## Provided records
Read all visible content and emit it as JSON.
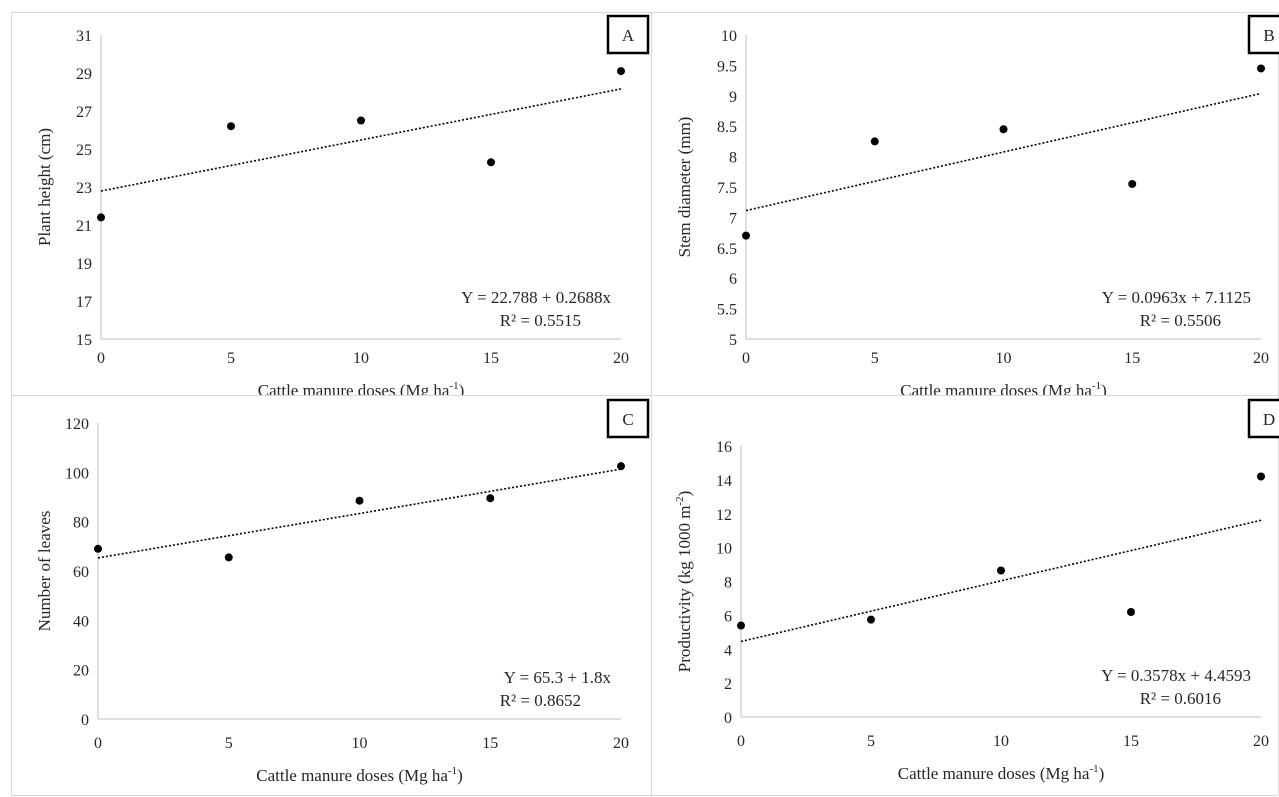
{
  "chart_data": [
    {
      "panel": "A",
      "type": "scatter",
      "ylabel": "Plant height (cm)",
      "xlabel": "Cattle manure doses (Mg ha",
      "xlabel_sup": "-1",
      "xlabel_end": ")",
      "x_ticks": [
        "0",
        "5",
        "10",
        "15",
        "20"
      ],
      "y_ticks": [
        "15",
        "17",
        "19",
        "21",
        "23",
        "25",
        "27",
        "29",
        "31"
      ],
      "xlim": [
        0,
        20
      ],
      "ylim": [
        15,
        31
      ],
      "x": [
        0,
        5,
        10,
        15,
        20
      ],
      "y": [
        21.4,
        26.2,
        26.5,
        24.3,
        29.1
      ],
      "trendline": {
        "intercept": 22.788,
        "slope": 0.2688,
        "style": "dotted linear"
      },
      "equation": "Y = 22.788 + 0.2688x",
      "r2": "R² = 0.5515",
      "grid": false,
      "legend": "none"
    },
    {
      "panel": "B",
      "type": "scatter",
      "ylabel": "Stem diameter (mm)",
      "xlabel": "Cattle manure doses (Mg ha",
      "xlabel_sup": "-1",
      "xlabel_end": ")",
      "x_ticks": [
        "0",
        "5",
        "10",
        "15",
        "20"
      ],
      "y_ticks": [
        "5",
        "5.5",
        "6",
        "6.5",
        "7",
        "7.5",
        "8",
        "8.5",
        "9",
        "9.5",
        "10"
      ],
      "xlim": [
        0,
        20
      ],
      "ylim": [
        5,
        10
      ],
      "x": [
        0,
        5,
        10,
        15,
        20
      ],
      "y": [
        6.7,
        8.25,
        8.45,
        7.55,
        9.45
      ],
      "trendline": {
        "intercept": 7.1125,
        "slope": 0.0963,
        "style": "dotted linear"
      },
      "equation": "Y = 0.0963x + 7.1125",
      "r2": "R² = 0.5506",
      "grid": false,
      "legend": "none"
    },
    {
      "panel": "C",
      "type": "scatter",
      "ylabel": "Number of leaves",
      "xlabel": "Cattle manure doses (Mg ha",
      "xlabel_sup": "-1",
      "xlabel_end": ")",
      "x_ticks": [
        "0",
        "5",
        "10",
        "15",
        "20"
      ],
      "y_ticks": [
        "0",
        "20",
        "40",
        "60",
        "80",
        "100",
        "120"
      ],
      "xlim": [
        0,
        20
      ],
      "ylim": [
        0,
        120
      ],
      "x": [
        0,
        5,
        10,
        15,
        20
      ],
      "y": [
        69,
        65.5,
        88.5,
        89.5,
        102.5
      ],
      "trendline": {
        "intercept": 65.3,
        "slope": 1.8,
        "style": "dotted linear"
      },
      "equation": "Y = 65.3 + 1.8x",
      "r2": "R² = 0.8652",
      "grid": false,
      "legend": "none"
    },
    {
      "panel": "D",
      "type": "scatter",
      "ylabel": "Productivity (kg 1000 m",
      "ylabel_sup": "-2",
      "ylabel_end": ")",
      "xlabel": "Cattle manure doses (Mg ha",
      "xlabel_sup": "-1",
      "xlabel_end": ")",
      "x_ticks": [
        "0",
        "5",
        "10",
        "15",
        "20"
      ],
      "y_ticks": [
        "0",
        "2",
        "4",
        "6",
        "8",
        "10",
        "12",
        "14",
        "16"
      ],
      "xlim": [
        0,
        20
      ],
      "ylim": [
        0,
        16
      ],
      "x": [
        0,
        5,
        10,
        15,
        20
      ],
      "y": [
        5.4,
        5.75,
        8.65,
        6.2,
        14.2
      ],
      "trendline": {
        "intercept": 4.4593,
        "slope": 0.3578,
        "style": "dotted linear"
      },
      "equation": "Y = 0.3578x + 4.4593",
      "r2": "R² = 0.6016",
      "grid": false,
      "legend": "none"
    }
  ]
}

## Your instructions
All of the lines above should be retyped precisely, apart from the pictures.

## Final answer
Read all visible content and emit it as JSON.
{
  "chart_data": [
    {
      "panel": "A",
      "type": "scatter",
      "ylabel": "Plant height (cm)",
      "xlabel": "Cattle manure doses (Mg ha",
      "xlabel_sup": "-1",
      "xlabel_end": ")",
      "x_ticks": [
        "0",
        "5",
        "10",
        "15",
        "20"
      ],
      "y_ticks": [
        "15",
        "17",
        "19",
        "21",
        "23",
        "25",
        "27",
        "29",
        "31"
      ],
      "xlim": [
        0,
        20
      ],
      "ylim": [
        15,
        31
      ],
      "x": [
        0,
        5,
        10,
        15,
        20
      ],
      "y": [
        21.4,
        26.2,
        26.5,
        24.3,
        29.1
      ],
      "trendline": {
        "intercept": 22.788,
        "slope": 0.2688,
        "style": "dotted linear"
      },
      "equation": "Y = 22.788 + 0.2688x",
      "r2": "R² = 0.5515",
      "grid": false,
      "legend": "none"
    },
    {
      "panel": "B",
      "type": "scatter",
      "ylabel": "Stem diameter (mm)",
      "xlabel": "Cattle manure doses (Mg ha",
      "xlabel_sup": "-1",
      "xlabel_end": ")",
      "x_ticks": [
        "0",
        "5",
        "10",
        "15",
        "20"
      ],
      "y_ticks": [
        "5",
        "5.5",
        "6",
        "6.5",
        "7",
        "7.5",
        "8",
        "8.5",
        "9",
        "9.5",
        "10"
      ],
      "xlim": [
        0,
        20
      ],
      "ylim": [
        5,
        10
      ],
      "x": [
        0,
        5,
        10,
        15,
        20
      ],
      "y": [
        6.7,
        8.25,
        8.45,
        7.55,
        9.45
      ],
      "trendline": {
        "intercept": 7.1125,
        "slope": 0.0963,
        "style": "dotted linear"
      },
      "equation": "Y = 0.0963x + 7.1125",
      "r2": "R² = 0.5506",
      "grid": false,
      "legend": "none"
    },
    {
      "panel": "C",
      "type": "scatter",
      "ylabel": "Number of leaves",
      "xlabel": "Cattle manure doses (Mg ha",
      "xlabel_sup": "-1",
      "xlabel_end": ")",
      "x_ticks": [
        "0",
        "5",
        "10",
        "15",
        "20"
      ],
      "y_ticks": [
        "0",
        "20",
        "40",
        "60",
        "80",
        "100",
        "120"
      ],
      "xlim": [
        0,
        20
      ],
      "ylim": [
        0,
        120
      ],
      "x": [
        0,
        5,
        10,
        15,
        20
      ],
      "y": [
        69,
        65.5,
        88.5,
        89.5,
        102.5
      ],
      "trendline": {
        "intercept": 65.3,
        "slope": 1.8,
        "style": "dotted linear"
      },
      "equation": "Y = 65.3 + 1.8x",
      "r2": "R² = 0.8652",
      "grid": false,
      "legend": "none"
    },
    {
      "panel": "D",
      "type": "scatter",
      "ylabel": "Productivity (kg 1000 m",
      "ylabel_sup": "-2",
      "ylabel_end": ")",
      "xlabel": "Cattle manure doses (Mg ha",
      "xlabel_sup": "-1",
      "xlabel_end": ")",
      "x_ticks": [
        "0",
        "5",
        "10",
        "15",
        "20"
      ],
      "y_ticks": [
        "0",
        "2",
        "4",
        "6",
        "8",
        "10",
        "12",
        "14",
        "16"
      ],
      "xlim": [
        0,
        20
      ],
      "ylim": [
        0,
        16
      ],
      "x": [
        0,
        5,
        10,
        15,
        20
      ],
      "y": [
        5.4,
        5.75,
        8.65,
        6.2,
        14.2
      ],
      "trendline": {
        "intercept": 4.4593,
        "slope": 0.3578,
        "style": "dotted linear"
      },
      "equation": "Y = 0.3578x + 4.4593",
      "r2": "R² = 0.6016",
      "grid": false,
      "legend": "none"
    }
  ]
}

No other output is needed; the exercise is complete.